Sitting beside her on this hot afternoon is 22-year-old singer, songwriter and producer Sudie Abernathy. She's been hard at work this year preparing to release her debut EP on the upstart indie label Computer Ugly. Her first official single, "Heart Attack," arrived in early April, delivering a first taste of her fragmented melodies, jazz sensibilities and chimerical ingenuousness. If the work under her belt is any indicator, a staggering talent like Sudie's could very well be mentioned one day in the same breath as some of North Texas' most notable women in music.

But Sudie didn't come to see Melinda to find out whether or not she's the next Edie Brickell, Erykah Badu, Norah Jones, Annie Clark or Sarah Jaffe. The fiercely independent young artist would never hope to follow anyone else's footsteps. She simply wants the kind of assurance that anyone does when they're taking on the simultaneously daunting and exhilarating task of forging one's own path.

"You don't have issues with the past," Melinda tells Sudie, who giggles bashfully as she's kindly asked to angle her knees directly under the table so that Melinda can see her raised palms better. "It's not important to you anymore; you have put that aside. There were some relationship issues in the past, and that was very important to you." Melinda stops and corrects herself. "Actually, just about everything is important to you. You're either 100 percent invested in something or not at all. You're all or nothing. There is no middle of the road with you."

■ **WHAT YOU WILL DO**:
(a) Answer these questions about the Sudie Abernathy profile, one line each:
(i) How old is Sudie Abernathy?
(ii) Which label is she preparing to release her debut EP on?
(iii) What is Sudie asked to angle directly under the table?
(b) Carry on writing the Sudie Abernathy profile from the point where it stops.
The listing has nothing to do with any of the work on the text.

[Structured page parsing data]
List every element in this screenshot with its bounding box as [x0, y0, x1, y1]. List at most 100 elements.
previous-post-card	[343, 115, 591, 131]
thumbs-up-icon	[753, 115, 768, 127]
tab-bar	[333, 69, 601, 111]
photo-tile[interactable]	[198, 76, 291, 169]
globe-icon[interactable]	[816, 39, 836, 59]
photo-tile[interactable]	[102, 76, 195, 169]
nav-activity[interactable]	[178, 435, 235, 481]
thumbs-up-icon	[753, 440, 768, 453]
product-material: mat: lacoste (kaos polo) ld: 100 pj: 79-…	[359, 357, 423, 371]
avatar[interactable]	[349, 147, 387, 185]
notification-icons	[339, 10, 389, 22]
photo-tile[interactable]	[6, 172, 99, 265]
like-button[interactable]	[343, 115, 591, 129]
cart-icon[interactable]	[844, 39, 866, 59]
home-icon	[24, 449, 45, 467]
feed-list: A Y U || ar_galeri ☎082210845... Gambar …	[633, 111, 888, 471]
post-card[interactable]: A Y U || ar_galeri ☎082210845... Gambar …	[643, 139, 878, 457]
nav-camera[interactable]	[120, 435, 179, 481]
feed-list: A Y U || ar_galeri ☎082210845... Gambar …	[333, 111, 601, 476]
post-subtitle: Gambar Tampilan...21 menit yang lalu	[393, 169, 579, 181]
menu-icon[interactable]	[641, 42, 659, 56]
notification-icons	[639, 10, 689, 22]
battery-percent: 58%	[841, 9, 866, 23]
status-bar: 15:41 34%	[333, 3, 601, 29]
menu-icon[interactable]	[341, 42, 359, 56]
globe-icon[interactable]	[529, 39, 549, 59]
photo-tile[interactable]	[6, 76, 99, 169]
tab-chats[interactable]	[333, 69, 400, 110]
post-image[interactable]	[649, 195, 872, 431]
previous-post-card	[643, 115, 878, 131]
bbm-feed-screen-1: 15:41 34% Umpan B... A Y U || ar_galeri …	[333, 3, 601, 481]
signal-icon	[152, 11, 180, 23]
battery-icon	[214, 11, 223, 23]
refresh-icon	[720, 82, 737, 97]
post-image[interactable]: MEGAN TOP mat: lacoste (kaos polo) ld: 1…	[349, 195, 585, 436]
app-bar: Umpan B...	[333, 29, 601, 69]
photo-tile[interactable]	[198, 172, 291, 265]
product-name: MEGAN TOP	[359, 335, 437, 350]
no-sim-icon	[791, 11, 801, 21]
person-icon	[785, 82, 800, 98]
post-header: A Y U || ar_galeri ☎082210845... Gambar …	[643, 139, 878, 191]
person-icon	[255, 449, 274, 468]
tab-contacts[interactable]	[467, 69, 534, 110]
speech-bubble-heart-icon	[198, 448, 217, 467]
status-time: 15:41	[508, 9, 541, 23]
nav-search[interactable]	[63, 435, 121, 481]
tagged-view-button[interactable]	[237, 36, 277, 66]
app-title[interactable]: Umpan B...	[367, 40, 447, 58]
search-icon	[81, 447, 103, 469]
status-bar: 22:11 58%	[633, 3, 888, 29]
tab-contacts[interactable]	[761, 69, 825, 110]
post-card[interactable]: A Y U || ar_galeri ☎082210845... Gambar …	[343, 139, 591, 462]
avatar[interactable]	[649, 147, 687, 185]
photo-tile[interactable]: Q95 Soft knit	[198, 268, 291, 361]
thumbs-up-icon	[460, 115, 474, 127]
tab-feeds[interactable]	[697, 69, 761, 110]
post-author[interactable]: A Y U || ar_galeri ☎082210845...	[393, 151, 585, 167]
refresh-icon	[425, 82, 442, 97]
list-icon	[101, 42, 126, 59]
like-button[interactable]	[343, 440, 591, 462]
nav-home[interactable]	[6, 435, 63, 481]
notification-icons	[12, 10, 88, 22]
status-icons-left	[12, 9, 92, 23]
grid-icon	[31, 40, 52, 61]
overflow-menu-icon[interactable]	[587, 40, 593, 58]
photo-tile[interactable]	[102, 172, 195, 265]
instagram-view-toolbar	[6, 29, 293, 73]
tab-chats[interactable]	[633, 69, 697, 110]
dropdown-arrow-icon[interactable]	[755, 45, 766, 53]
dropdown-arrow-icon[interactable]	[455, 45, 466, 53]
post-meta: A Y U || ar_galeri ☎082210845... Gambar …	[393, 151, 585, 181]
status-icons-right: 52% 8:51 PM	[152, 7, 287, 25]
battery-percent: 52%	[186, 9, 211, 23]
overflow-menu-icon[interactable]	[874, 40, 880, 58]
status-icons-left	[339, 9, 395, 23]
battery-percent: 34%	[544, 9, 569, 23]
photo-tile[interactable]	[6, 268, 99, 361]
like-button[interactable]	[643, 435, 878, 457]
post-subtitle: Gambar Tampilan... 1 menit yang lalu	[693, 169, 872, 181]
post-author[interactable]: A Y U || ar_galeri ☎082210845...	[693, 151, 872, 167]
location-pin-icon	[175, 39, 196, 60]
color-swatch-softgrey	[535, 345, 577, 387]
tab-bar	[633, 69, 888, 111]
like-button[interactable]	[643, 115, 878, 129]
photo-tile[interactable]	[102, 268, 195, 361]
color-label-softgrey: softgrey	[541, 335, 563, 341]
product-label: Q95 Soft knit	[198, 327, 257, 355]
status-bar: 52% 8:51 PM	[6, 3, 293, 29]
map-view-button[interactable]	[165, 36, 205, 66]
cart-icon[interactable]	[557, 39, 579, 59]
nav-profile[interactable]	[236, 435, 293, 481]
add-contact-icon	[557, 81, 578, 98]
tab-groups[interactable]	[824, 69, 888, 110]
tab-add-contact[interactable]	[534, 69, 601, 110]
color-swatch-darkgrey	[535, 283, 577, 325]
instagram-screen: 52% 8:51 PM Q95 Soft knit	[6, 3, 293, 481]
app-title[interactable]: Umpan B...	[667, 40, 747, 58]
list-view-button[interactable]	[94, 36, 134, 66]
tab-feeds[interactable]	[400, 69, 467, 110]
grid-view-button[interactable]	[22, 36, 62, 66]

■ **RESULTS IN ORDER**:
(a)
(i) She is 22.
(ii) Computer Ugly.
(iii) Her knees.

(b)
If her solo music career is only just now starting in earnest, Sudie's story really starts at age 4, when she wrote her first song. She never named it, but she can still play and sing it, though she's quick to tell you how terrible it is. Growing up in a deeply religious family and moving all over the country for her father's work as an airline pilot led to a lot of early childhood confusion for Sudie. She recalls getting chastised often for asking too many questions in Sunday school. For her, music was an escape from all of that.

Around age 7, Sudie began taking voice lessons and performing in Arlington Music Hall's longstanding Johnnie High's Country Music Revue. The show, which started running in 1974 and is now called Arlington Music Hall Presents, boasts alumna like Leann Rimes and Miranda Lambert, among others.

"I would sing there [at Arlington Music Hall] almost every weekend," Sudie recalls. "I was also in this group called God's Country Music Kids, and we would go perform at nursing homes, children's hospitals, openings of restaurants. Things like that."

After the family left Texas, they spent a couple of years in Atlanta. Then, when Sudie was 14, just in time for her formative high school years, the Abernathys moved to Dubai when her father started flying for Emirates Airline.

"The first week of school [in Dubai] I auditioned for a musical and I got the lead. Then after that, I was the lead in every play or musical," says Sudie, who after growing up under a spotlight, feels more comfortable onstage than anywhere else. "Dubai doesn't seem like it would be a very musical place, but it was surprisingly easy to find gigs there." She smiles. "Plus, I sang the national anthem a lot."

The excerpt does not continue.